Work to be completed: The entries need to be copied exactly.

Supplied records:

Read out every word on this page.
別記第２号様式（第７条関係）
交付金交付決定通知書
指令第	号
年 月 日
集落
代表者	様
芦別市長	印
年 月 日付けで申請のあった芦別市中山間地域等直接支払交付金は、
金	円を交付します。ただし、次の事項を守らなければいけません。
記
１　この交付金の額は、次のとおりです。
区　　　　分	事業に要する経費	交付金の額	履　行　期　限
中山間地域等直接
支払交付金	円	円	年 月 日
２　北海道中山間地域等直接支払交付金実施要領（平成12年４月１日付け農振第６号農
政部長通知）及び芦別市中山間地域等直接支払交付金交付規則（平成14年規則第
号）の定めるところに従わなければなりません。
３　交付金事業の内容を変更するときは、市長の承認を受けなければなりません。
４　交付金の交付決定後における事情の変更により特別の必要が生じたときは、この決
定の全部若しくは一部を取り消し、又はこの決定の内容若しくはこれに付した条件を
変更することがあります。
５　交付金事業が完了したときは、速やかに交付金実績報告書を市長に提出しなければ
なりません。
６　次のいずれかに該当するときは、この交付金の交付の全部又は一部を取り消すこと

Written response:
Read out every word on this page.
別記第２号様式（第７条関係）
交付金交付決定通知書
指令第	号
年 月 日
集落
代表者	様
芦別市長	印
年 月 日付けで申請のあった芦別市中山間地域等直接支払交付金は、
金	円を交付します。ただし、次の事項を守らなければいけません。
記
１　この交付金の額は、次のとおりです。
区　　　　分	事業に要する経費	交付金の額	履　行　期　限
中山間地域等直接
支払交付金	円	円	年 月 日
２　北海道中山間地域等直接支払交付金実施要領（平成12年４月１日付け農振第６号農
政部長通知）及び芦別市中山間地域等直接支払交付金交付規則（平成14年規則第
号）の定めるところに従わなければなりません。
３　交付金事業の内容を変更するときは、市長の承認を受けなければなりません。
４　交付金の交付決定後における事情の変更により特別の必要が生じたときは、この決
定の全部若しくは一部を取り消し、又はこの決定の内容若しくはこれに付した条件を
変更することがあります。
５　交付金事業が完了したときは、速やかに交付金実績報告書を市長に提出しなければ
なりません。
６　次のいずれかに該当するときは、この交付金の交付の全部又は一部を取り消すこと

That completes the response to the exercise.